Output the data below in full, character for character.

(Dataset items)

=-=-=

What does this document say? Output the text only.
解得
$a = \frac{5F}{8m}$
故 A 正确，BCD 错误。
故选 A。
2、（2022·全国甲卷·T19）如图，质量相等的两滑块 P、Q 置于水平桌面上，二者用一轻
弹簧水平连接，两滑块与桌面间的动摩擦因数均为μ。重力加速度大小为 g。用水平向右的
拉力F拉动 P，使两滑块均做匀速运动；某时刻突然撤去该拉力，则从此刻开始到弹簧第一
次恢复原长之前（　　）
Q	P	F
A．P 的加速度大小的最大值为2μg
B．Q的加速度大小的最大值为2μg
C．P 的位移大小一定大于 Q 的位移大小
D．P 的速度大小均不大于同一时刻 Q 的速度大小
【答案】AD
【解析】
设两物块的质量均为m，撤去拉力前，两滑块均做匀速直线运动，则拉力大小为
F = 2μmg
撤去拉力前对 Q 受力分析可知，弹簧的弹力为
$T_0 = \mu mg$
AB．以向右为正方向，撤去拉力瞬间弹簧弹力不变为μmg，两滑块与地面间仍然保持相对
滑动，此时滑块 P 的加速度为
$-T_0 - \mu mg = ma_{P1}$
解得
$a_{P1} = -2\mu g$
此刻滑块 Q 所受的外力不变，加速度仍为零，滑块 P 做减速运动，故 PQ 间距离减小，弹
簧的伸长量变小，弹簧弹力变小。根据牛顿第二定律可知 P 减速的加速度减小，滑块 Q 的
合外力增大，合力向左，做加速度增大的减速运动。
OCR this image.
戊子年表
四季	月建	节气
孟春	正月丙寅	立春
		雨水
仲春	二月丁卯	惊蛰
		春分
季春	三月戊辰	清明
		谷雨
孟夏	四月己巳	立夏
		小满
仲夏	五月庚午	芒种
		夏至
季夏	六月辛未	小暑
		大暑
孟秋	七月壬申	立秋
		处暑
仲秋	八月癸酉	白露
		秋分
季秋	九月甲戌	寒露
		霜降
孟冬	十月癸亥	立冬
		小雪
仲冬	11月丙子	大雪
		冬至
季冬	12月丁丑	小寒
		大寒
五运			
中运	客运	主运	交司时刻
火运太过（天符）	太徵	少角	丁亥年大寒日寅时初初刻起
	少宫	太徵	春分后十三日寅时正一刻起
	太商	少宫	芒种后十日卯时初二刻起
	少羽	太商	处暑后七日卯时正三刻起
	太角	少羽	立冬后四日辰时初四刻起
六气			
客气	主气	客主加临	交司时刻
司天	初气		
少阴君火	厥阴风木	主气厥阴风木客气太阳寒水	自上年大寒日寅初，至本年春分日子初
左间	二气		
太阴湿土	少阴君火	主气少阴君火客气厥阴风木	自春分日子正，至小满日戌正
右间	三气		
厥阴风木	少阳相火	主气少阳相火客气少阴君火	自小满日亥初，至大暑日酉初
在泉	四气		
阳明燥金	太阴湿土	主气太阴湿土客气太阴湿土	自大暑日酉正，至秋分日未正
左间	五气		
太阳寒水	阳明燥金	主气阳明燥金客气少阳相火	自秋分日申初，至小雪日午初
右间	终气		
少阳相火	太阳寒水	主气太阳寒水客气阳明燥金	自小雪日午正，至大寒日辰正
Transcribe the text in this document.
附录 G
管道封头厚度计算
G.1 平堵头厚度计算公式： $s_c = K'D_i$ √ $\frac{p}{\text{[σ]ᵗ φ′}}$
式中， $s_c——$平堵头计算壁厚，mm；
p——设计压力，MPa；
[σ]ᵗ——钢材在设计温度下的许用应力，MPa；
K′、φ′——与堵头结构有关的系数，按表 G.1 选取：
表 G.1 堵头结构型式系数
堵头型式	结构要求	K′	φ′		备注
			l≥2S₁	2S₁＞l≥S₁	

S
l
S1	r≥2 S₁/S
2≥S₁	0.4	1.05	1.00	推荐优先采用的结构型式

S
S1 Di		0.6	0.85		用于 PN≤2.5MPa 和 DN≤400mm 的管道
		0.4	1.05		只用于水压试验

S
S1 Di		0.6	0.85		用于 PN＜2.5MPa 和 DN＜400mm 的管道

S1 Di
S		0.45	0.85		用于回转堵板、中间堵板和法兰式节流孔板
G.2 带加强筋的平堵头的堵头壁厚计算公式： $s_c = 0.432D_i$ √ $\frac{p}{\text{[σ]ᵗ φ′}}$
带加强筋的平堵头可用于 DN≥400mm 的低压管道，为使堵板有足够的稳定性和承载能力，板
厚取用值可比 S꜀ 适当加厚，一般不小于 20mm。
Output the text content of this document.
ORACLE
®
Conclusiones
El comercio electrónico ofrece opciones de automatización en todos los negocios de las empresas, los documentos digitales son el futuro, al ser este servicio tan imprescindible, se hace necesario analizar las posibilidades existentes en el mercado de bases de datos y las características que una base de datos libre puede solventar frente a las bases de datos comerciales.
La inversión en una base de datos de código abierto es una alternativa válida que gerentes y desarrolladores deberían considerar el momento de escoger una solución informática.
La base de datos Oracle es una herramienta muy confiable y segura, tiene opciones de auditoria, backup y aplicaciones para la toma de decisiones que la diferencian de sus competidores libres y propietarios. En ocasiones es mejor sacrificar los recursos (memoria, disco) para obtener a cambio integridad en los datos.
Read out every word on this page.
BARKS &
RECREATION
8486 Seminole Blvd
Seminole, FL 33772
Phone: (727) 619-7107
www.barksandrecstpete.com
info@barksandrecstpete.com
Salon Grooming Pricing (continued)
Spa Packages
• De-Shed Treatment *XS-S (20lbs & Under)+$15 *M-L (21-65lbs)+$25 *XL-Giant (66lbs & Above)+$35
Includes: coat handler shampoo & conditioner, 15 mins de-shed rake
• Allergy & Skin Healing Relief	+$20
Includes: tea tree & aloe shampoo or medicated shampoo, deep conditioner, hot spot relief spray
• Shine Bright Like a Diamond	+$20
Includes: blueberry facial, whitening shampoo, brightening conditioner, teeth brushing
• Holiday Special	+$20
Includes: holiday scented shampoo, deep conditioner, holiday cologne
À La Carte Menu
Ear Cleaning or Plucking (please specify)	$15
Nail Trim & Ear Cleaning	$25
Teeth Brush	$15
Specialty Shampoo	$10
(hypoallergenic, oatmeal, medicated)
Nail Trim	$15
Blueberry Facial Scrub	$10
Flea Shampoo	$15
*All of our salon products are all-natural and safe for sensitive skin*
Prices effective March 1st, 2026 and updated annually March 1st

=-=-=

*EXERCISE RESPONSE*
What does this document say? Output the text only.
解得
$a = \frac{5F}{8m}$
故 A 正确，BCD 错误。
故选 A。
2、（2022·全国甲卷·T19）如图，质量相等的两滑块 P、Q 置于水平桌面上，二者用一轻
弹簧水平连接，两滑块与桌面间的动摩擦因数均为μ。重力加速度大小为 g。用水平向右的
拉力F拉动 P，使两滑块均做匀速运动；某时刻突然撤去该拉力，则从此刻开始到弹簧第一
次恢复原长之前（　　）
Q	P	F
A．P 的加速度大小的最大值为2μg
B．Q的加速度大小的最大值为2μg
C．P 的位移大小一定大于 Q 的位移大小
D．P 的速度大小均不大于同一时刻 Q 的速度大小
【答案】AD
【解析】
设两物块的质量均为m，撤去拉力前，两滑块均做匀速直线运动，则拉力大小为
F = 2μmg
撤去拉力前对 Q 受力分析可知，弹簧的弹力为
$T_0 = \mu mg$
AB．以向右为正方向，撤去拉力瞬间弹簧弹力不变为μmg，两滑块与地面间仍然保持相对
滑动，此时滑块 P 的加速度为
$-T_0 - \mu mg = ma_{P1}$
解得
$a_{P1} = -2\mu g$
此刻滑块 Q 所受的外力不变，加速度仍为零，滑块 P 做减速运动，故 PQ 间距离减小，弹
簧的伸长量变小，弹簧弹力变小。根据牛顿第二定律可知 P 减速的加速度减小，滑块 Q 的
合外力增大，合力向左，做加速度增大的减速运动。
OCR this image.
戊子年表
四季	月建	节气
孟春	正月丙寅	立春
		雨水
仲春	二月丁卯	惊蛰
		春分
季春	三月戊辰	清明
		谷雨
孟夏	四月己巳	立夏
		小满
仲夏	五月庚午	芒种
		夏至
季夏	六月辛未	小暑
		大暑
孟秋	七月壬申	立秋
		处暑
仲秋	八月癸酉	白露
		秋分
季秋	九月甲戌	寒露
		霜降
孟冬	十月癸亥	立冬
		小雪
仲冬	11月丙子	大雪
		冬至
季冬	12月丁丑	小寒
		大寒
五运			
中运	客运	主运	交司时刻
火运太过（天符）	太徵	少角	丁亥年大寒日寅时初初刻起
	少宫	太徵	春分后十三日寅时正一刻起
	太商	少宫	芒种后十日卯时初二刻起
	少羽	太商	处暑后七日卯时正三刻起
	太角	少羽	立冬后四日辰时初四刻起
六气			
客气	主气	客主加临	交司时刻
司天	初气		
少阴君火	厥阴风木	主气厥阴风木客气太阳寒水	自上年大寒日寅初，至本年春分日子初
左间	二气		
太阴湿土	少阴君火	主气少阴君火客气厥阴风木	自春分日子正，至小满日戌正
右间	三气		
厥阴风木	少阳相火	主气少阳相火客气少阴君火	自小满日亥初，至大暑日酉初
在泉	四气		
阳明燥金	太阴湿土	主气太阴湿土客气太阴湿土	自大暑日酉正，至秋分日未正
左间	五气		
太阳寒水	阳明燥金	主气阳明燥金客气少阳相火	自秋分日申初，至小雪日午初
右间	终气		
少阳相火	太阳寒水	主气太阳寒水客气阳明燥金	自小雪日午正，至大寒日辰正
Transcribe the text in this document.
附录 G
管道封头厚度计算
G.1 平堵头厚度计算公式： $s_c = K'D_i$ √ $\frac{p}{\text{[σ]ᵗ φ′}}$
式中， $s_c——$平堵头计算壁厚，mm；
p——设计压力，MPa；
[σ]ᵗ——钢材在设计温度下的许用应力，MPa；
K′、φ′——与堵头结构有关的系数，按表 G.1 选取：
表 G.1 堵头结构型式系数
堵头型式	结构要求	K′	φ′		备注
			l≥2S₁	2S₁＞l≥S₁	

S
l
S1	r≥2 S₁/S
2≥S₁	0.4	1.05	1.00	推荐优先采用的结构型式

S
S1 Di		0.6	0.85		用于 PN≤2.5MPa 和 DN≤400mm 的管道
		0.4	1.05		只用于水压试验

S
S1 Di		0.6	0.85		用于 PN＜2.5MPa 和 DN＜400mm 的管道

S1 Di
S		0.45	0.85		用于回转堵板、中间堵板和法兰式节流孔板
G.2 带加强筋的平堵头的堵头壁厚计算公式： $s_c = 0.432D_i$ √ $\frac{p}{\text{[σ]ᵗ φ′}}$
带加强筋的平堵头可用于 DN≥400mm 的低压管道，为使堵板有足够的稳定性和承载能力，板
厚取用值可比 S꜀ 适当加厚，一般不小于 20mm。
Output the text content of this document.
ORACLE
®
Conclusiones
El comercio electrónico ofrece opciones de automatización en todos los negocios de las empresas, los documentos digitales son el futuro, al ser este servicio tan imprescindible, se hace necesario analizar las posibilidades existentes en el mercado de bases de datos y las características que una base de datos libre puede solventar frente a las bases de datos comerciales.
La inversión en una base de datos de código abierto es una alternativa válida que gerentes y desarrolladores deberían considerar el momento de escoger una solución informática.
La base de datos Oracle es una herramienta muy confiable y segura, tiene opciones de auditoria, backup y aplicaciones para la toma de decisiones que la diferencian de sus competidores libres y propietarios. En ocasiones es mejor sacrificar los recursos (memoria, disco) para obtener a cambio integridad en los datos.
Read out every word on this page.
BARKS &
RECREATION
8486 Seminole Blvd
Seminole, FL 33772
Phone: (727) 619-7107
www.barksandrecstpete.com
info@barksandrecstpete.com
Salon Grooming Pricing (continued)
Spa Packages
• De-Shed Treatment *XS-S (20lbs & Under)+$15 *M-L (21-65lbs)+$25 *XL-Giant (66lbs & Above)+$35
Includes: coat handler shampoo & conditioner, 15 mins de-shed rake
• Allergy & Skin Healing Relief	+$20
Includes: tea tree & aloe shampoo or medicated shampoo, deep conditioner, hot spot relief spray
• Shine Bright Like a Diamond	+$20
Includes: blueberry facial, whitening shampoo, brightening conditioner, teeth brushing
• Holiday Special	+$20
Includes: holiday scented shampoo, deep conditioner, holiday cologne
À La Carte Menu
Ear Cleaning or Plucking (please specify)	$15
Nail Trim & Ear Cleaning	$25
Teeth Brush	$15
Specialty Shampoo	$10
(hypoallergenic, oatmeal, medicated)
Nail Trim	$15
Blueberry Facial Scrub	$10
Flea Shampoo	$15
*All of our salon products are all-natural and safe for sensitive skin*
Prices effective March 1st, 2026 and updated annually March 1st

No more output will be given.